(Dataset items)

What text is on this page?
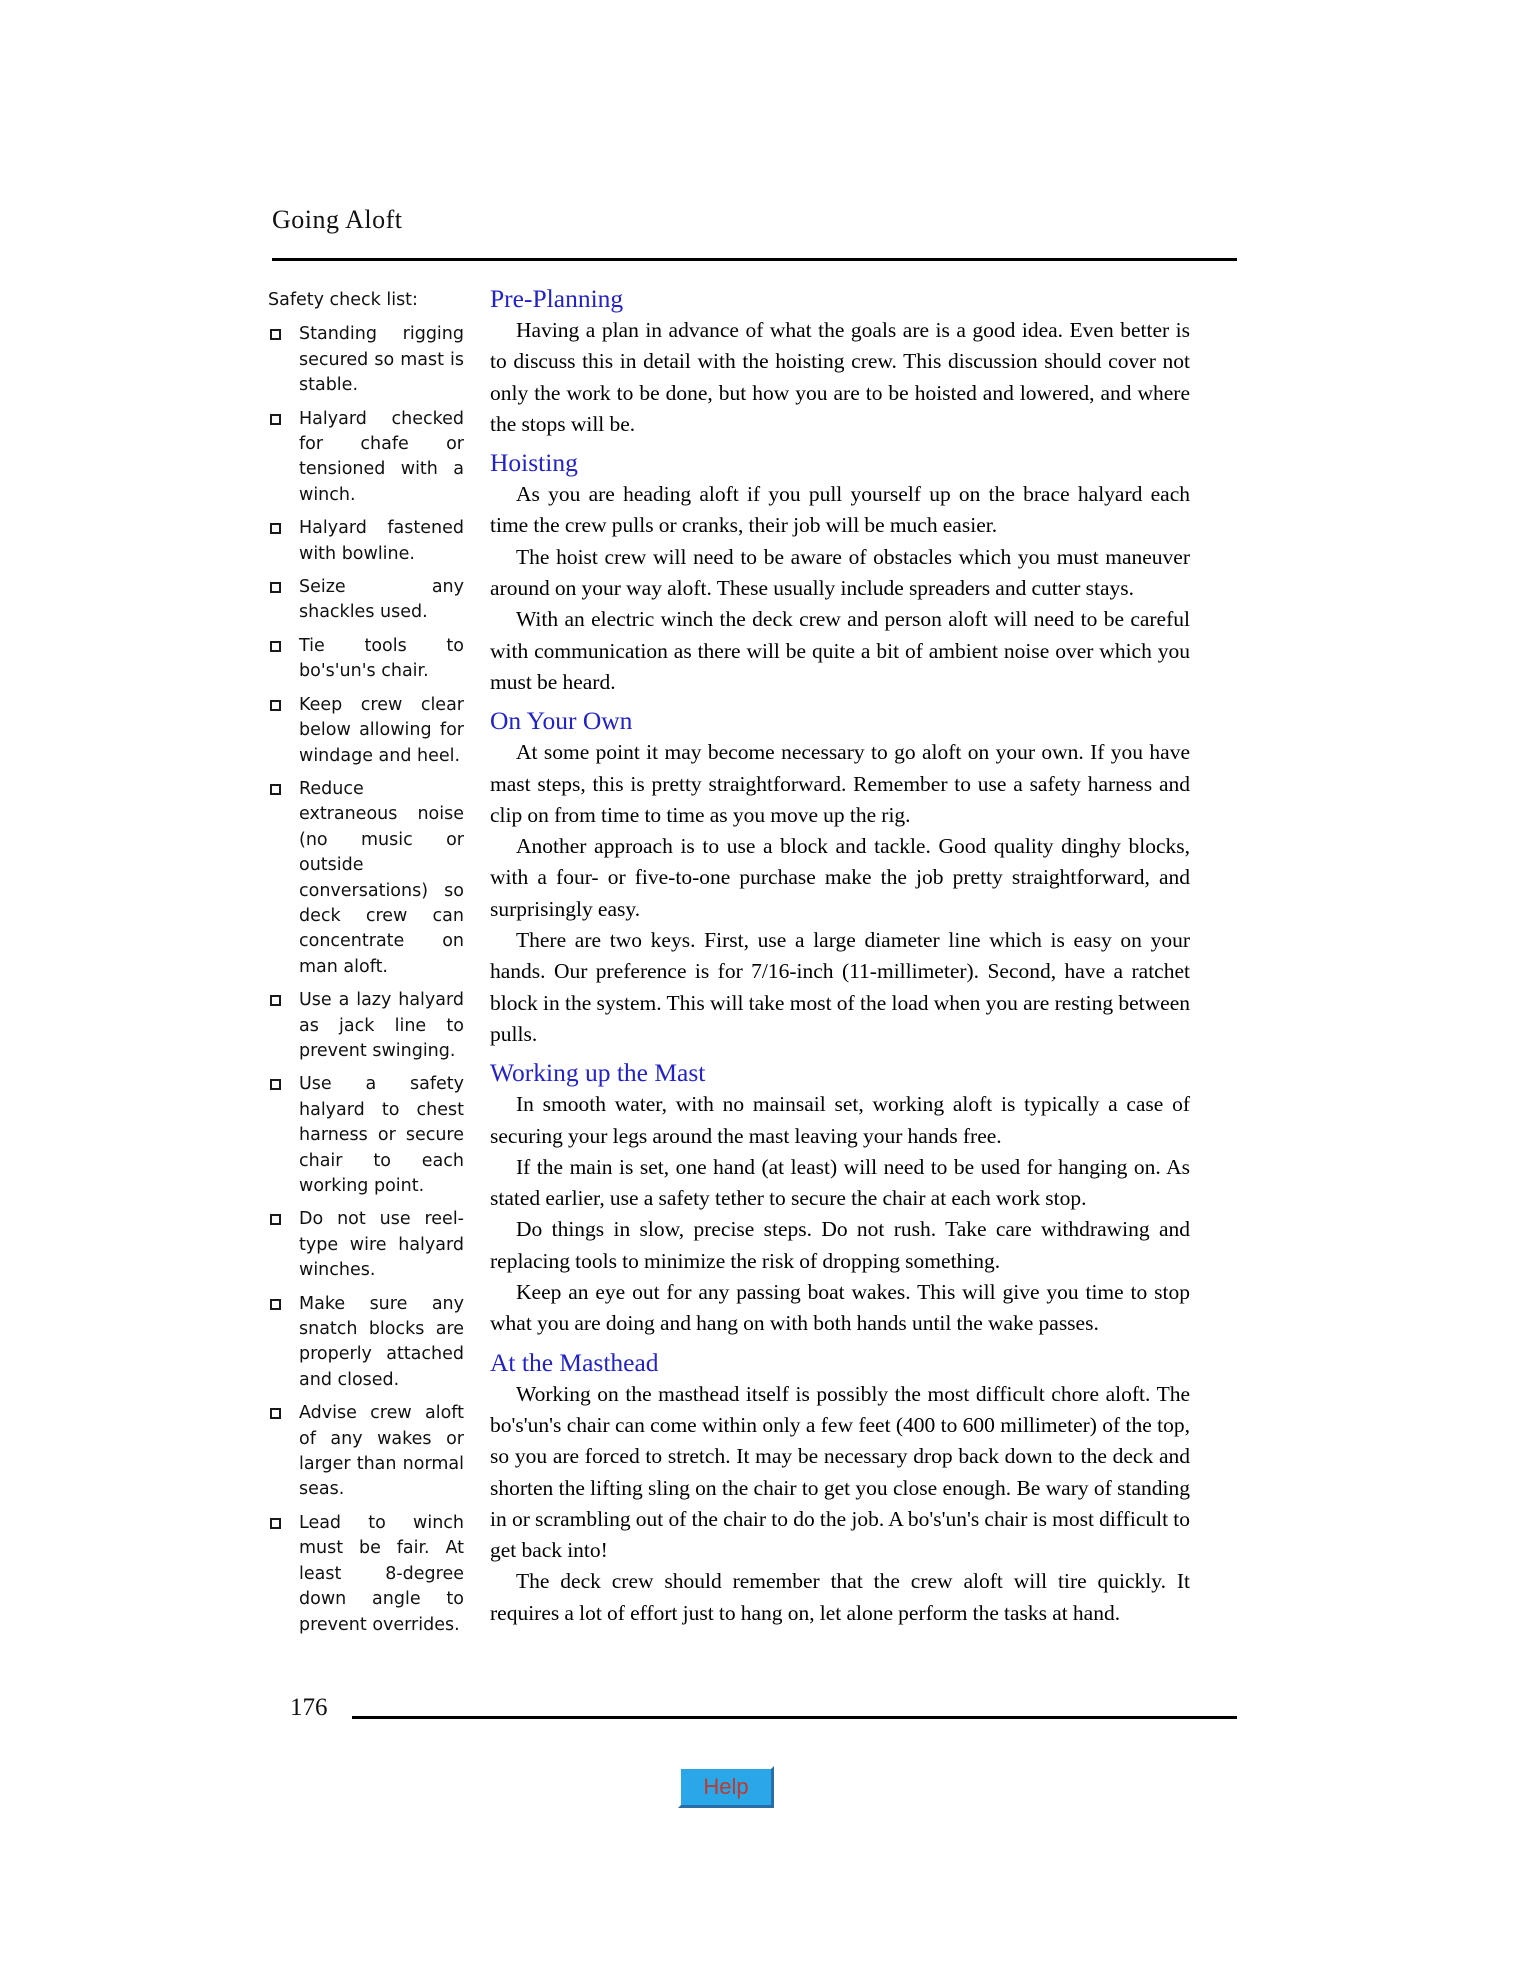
Going Aloft

Safety check list:

Standing rigging secured so mast is stable.
Halyard checked for chafe or tensioned with a winch.
Halyard fastened with bowline.
Seize any shackles used.
Tie tools to bo's'un's chair.
Keep crew clear below allowing for windage and heel.
Reduce extraneous noise (no music or outside conversations) so deck crew can concentrate on man aloft.
Use a lazy halyard as jack line to prevent swinging.
Use a safety halyard to chest harness or secure chair to each working point.
Do not use reel-type wire halyard winches.
Make sure any snatch blocks are properly attached and closed.
Advise crew aloft of any wakes or larger than normal seas.
Lead to winch must be fair. At least 8-degree down angle to prevent overrides.
Pre-Planning

Having a plan in advance of what the goals are is a good idea. Even better is to discuss this in detail with the hoisting crew. This discussion should cover not only the work to be done, but how you are to be hoisted and lowered, and where the stops will be.

Hoisting

As you are heading aloft if you pull yourself up on the brace halyard each time the crew pulls or cranks, their job will be much easier.

The hoist crew will need to be aware of obstacles which you must maneuver around on your way aloft. These usually include spreaders and cutter stays.

With an electric winch the deck crew and person aloft will need to be careful with communication as there will be quite a bit of ambient noise over which you must be heard.

On Your Own

At some point it may become necessary to go aloft on your own. If you have mast steps, this is pretty straightforward. Remember to use a safety harness and clip on from time to time as you move up the rig.

Another approach is to use a block and tackle. Good quality dinghy blocks, with a four- or five-to-one purchase make the job pretty straightforward, and surprisingly easy.

There are two keys. First, use a large diameter line which is easy on your hands. Our preference is for 7/16-inch (11-millimeter). Second, have a ratchet block in the system. This will take most of the load when you are resting between pulls.

Working up the Mast

In smooth water, with no mainsail set, working aloft is typically a case of securing your legs around the mast leaving your hands free.

If the main is set, one hand (at least) will need to be used for hanging on. As stated earlier, use a safety tether to secure the chair at each work stop.

Do things in slow, precise steps. Do not rush. Take care withdrawing and replacing tools to minimize the risk of dropping something.

Keep an eye out for any passing boat wakes. This will give you time to stop what you are doing and hang on with both hands until the wake passes.

At the Masthead

Working on the masthead itself is possibly the most difficult chore aloft. The bo's'un's chair can come within only a few feet (400 to 600 millimeter) of the top, so you are forced to stretch. It may be necessary drop back down to the deck and shorten the lifting sling on the chair to get you close enough. Be wary of standing in or scrambling out of the chair to do the job. A bo's'un's chair is most difficult to get back into!

The deck crew should remember that the crew aloft will tire quickly. It requires a lot of effort just to hang on, let alone perform the tasks at hand.

176
Help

Directive |
Say, as a single number and nothing more, how many lines of the entries contain the word "should".

Reply to the exercise |
2